__Set task__
Repeat all of the records verbatim.

__Data lines__

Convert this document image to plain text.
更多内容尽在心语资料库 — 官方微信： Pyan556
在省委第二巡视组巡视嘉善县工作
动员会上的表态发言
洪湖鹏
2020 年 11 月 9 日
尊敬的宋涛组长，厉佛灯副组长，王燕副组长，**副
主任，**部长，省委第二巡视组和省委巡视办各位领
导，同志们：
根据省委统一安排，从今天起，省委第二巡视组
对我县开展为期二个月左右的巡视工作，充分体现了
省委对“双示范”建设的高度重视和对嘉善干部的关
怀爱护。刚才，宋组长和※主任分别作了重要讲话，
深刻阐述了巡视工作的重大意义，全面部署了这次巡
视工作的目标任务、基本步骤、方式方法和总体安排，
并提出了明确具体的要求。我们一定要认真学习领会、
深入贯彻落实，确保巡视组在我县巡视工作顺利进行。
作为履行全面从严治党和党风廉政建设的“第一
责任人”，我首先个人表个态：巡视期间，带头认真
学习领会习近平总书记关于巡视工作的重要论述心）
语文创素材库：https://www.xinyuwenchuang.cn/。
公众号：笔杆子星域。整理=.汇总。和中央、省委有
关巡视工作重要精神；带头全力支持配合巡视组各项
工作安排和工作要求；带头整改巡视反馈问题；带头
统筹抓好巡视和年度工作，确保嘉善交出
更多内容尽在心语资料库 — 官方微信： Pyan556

__Answer__
Convert this document image to plain text.
更多内容尽在心语资料库 — 官方微信： Pyan556
在省委第二巡视组巡视嘉善县工作
动员会上的表态发言
洪湖鹏
2020 年 11 月 9 日
尊敬的宋涛组长，厉佛灯副组长，王燕副组长，**副
主任，**部长，省委第二巡视组和省委巡视办各位领
导，同志们：
根据省委统一安排，从今天起，省委第二巡视组
对我县开展为期二个月左右的巡视工作，充分体现了
省委对“双示范”建设的高度重视和对嘉善干部的关
怀爱护。刚才，宋组长和※主任分别作了重要讲话，
深刻阐述了巡视工作的重大意义，全面部署了这次巡
视工作的目标任务、基本步骤、方式方法和总体安排，
并提出了明确具体的要求。我们一定要认真学习领会、
深入贯彻落实，确保巡视组在我县巡视工作顺利进行。
作为履行全面从严治党和党风廉政建设的“第一
责任人”，我首先个人表个态：巡视期间，带头认真
学习领会习近平总书记关于巡视工作的重要论述心）
语文创素材库：https://www.xinyuwenchuang.cn/。
公众号：笔杆子星域。整理=.汇总。和中央、省委有
关巡视工作重要精神；带头全力支持配合巡视组各项
工作安排和工作要求；带头整改巡视反馈问题；带头
统筹抓好巡视和年度工作，确保嘉善交出
更多内容尽在心语资料库 — 官方微信： Pyan556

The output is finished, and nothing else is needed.